**Problem requirements:** Reproduce each of the lines word for word.

Start of Provided information

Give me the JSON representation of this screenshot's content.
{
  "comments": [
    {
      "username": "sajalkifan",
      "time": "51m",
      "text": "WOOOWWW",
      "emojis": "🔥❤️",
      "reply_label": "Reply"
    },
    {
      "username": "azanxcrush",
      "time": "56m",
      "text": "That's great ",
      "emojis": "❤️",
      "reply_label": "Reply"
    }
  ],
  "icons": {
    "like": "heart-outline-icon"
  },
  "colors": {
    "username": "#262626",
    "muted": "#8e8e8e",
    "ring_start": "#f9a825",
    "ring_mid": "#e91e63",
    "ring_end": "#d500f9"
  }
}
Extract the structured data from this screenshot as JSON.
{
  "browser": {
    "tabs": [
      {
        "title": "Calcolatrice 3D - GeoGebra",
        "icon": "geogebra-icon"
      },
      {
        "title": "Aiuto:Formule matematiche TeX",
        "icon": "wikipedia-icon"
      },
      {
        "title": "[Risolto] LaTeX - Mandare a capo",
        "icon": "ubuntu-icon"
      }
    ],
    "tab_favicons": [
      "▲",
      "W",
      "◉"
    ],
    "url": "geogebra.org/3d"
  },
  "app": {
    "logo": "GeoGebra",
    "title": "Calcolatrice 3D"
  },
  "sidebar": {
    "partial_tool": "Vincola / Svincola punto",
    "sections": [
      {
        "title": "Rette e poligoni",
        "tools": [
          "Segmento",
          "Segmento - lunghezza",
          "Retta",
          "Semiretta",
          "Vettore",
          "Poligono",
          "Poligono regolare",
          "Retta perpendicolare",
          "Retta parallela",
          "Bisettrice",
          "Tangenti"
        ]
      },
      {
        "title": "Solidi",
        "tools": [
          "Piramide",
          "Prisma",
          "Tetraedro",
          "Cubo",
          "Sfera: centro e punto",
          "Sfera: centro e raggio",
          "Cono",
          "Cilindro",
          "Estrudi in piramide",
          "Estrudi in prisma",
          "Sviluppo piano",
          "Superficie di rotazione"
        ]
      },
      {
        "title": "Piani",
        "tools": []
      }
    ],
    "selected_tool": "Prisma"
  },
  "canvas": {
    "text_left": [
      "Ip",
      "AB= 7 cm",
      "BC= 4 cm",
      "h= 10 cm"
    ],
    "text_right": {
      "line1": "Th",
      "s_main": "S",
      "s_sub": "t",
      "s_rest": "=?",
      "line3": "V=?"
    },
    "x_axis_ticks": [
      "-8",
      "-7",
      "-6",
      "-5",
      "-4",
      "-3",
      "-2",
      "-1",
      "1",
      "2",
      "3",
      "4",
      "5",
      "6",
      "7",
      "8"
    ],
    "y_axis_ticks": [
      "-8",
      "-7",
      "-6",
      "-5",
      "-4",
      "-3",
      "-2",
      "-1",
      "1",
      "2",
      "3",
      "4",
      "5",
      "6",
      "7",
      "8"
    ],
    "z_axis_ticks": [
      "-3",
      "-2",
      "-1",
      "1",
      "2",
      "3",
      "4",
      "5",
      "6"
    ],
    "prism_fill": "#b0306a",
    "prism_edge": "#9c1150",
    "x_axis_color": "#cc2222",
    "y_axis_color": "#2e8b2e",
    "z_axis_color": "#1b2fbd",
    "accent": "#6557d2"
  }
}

End of Provided information

**Exercise solution:**
Give me the JSON representation of this screenshot's content.
{
  "comments": [
    {
      "username": "sajalkifan",
      "time": "51m",
      "text": "WOOOWWW",
      "emojis": "🔥❤️",
      "reply_label": "Reply"
    },
    {
      "username": "azanxcrush",
      "time": "56m",
      "text": "That's great ",
      "emojis": "❤️",
      "reply_label": "Reply"
    }
  ],
  "icons": {
    "like": "heart-outline-icon"
  },
  "colors": {
    "username": "#262626",
    "muted": "#8e8e8e",
    "ring_start": "#f9a825",
    "ring_mid": "#e91e63",
    "ring_end": "#d500f9"
  }
}
Extract the structured data from this screenshot as JSON.
{
  "browser": {
    "tabs": [
      {
        "title": "Calcolatrice 3D - GeoGebra",
        "icon": "geogebra-icon"
      },
      {
        "title": "Aiuto:Formule matematiche TeX",
        "icon": "wikipedia-icon"
      },
      {
        "title": "[Risolto] LaTeX - Mandare a capo",
        "icon": "ubuntu-icon"
      }
    ],
    "tab_favicons": [
      "▲",
      "W",
      "◉"
    ],
    "url": "geogebra.org/3d"
  },
  "app": {
    "logo": "GeoGebra",
    "title": "Calcolatrice 3D"
  },
  "sidebar": {
    "partial_tool": "Vincola / Svincola punto",
    "sections": [
      {
        "title": "Rette e poligoni",
        "tools": [
          "Segmento",
          "Segmento - lunghezza",
          "Retta",
          "Semiretta",
          "Vettore",
          "Poligono",
          "Poligono regolare",
          "Retta perpendicolare",
          "Retta parallela",
          "Bisettrice",
          "Tangenti"
        ]
      },
      {
        "title": "Solidi",
        "tools": [
          "Piramide",
          "Prisma",
          "Tetraedro",
          "Cubo",
          "Sfera: centro e punto",
          "Sfera: centro e raggio",
          "Cono",
          "Cilindro",
          "Estrudi in piramide",
          "Estrudi in prisma",
          "Sviluppo piano",
          "Superficie di rotazione"
        ]
      },
      {
        "title": "Piani",
        "tools": []
      }
    ],
    "selected_tool": "Prisma"
  },
  "canvas": {
    "text_left": [
      "Ip",
      "AB= 7 cm",
      "BC= 4 cm",
      "h= 10 cm"
    ],
    "text_right": {
      "line1": "Th",
      "s_main": "S",
      "s_sub": "t",
      "s_rest": "=?",
      "line3": "V=?"
    },
    "x_axis_ticks": [
      "-8",
      "-7",
      "-6",
      "-5",
      "-4",
      "-3",
      "-2",
      "-1",
      "1",
      "2",
      "3",
      "4",
      "5",
      "6",
      "7",
      "8"
    ],
    "y_axis_ticks": [
      "-8",
      "-7",
      "-6",
      "-5",
      "-4",
      "-3",
      "-2",
      "-1",
      "1",
      "2",
      "3",
      "4",
      "5",
      "6",
      "7",
      "8"
    ],
    "z_axis_ticks": [
      "-3",
      "-2",
      "-1",
      "1",
      "2",
      "3",
      "4",
      "5",
      "6"
    ],
    "prism_fill": "#b0306a",
    "prism_edge": "#9c1150",
    "x_axis_color": "#cc2222",
    "y_axis_color": "#2e8b2e",
    "z_axis_color": "#1b2fbd",
    "accent": "#6557d2"
  }
}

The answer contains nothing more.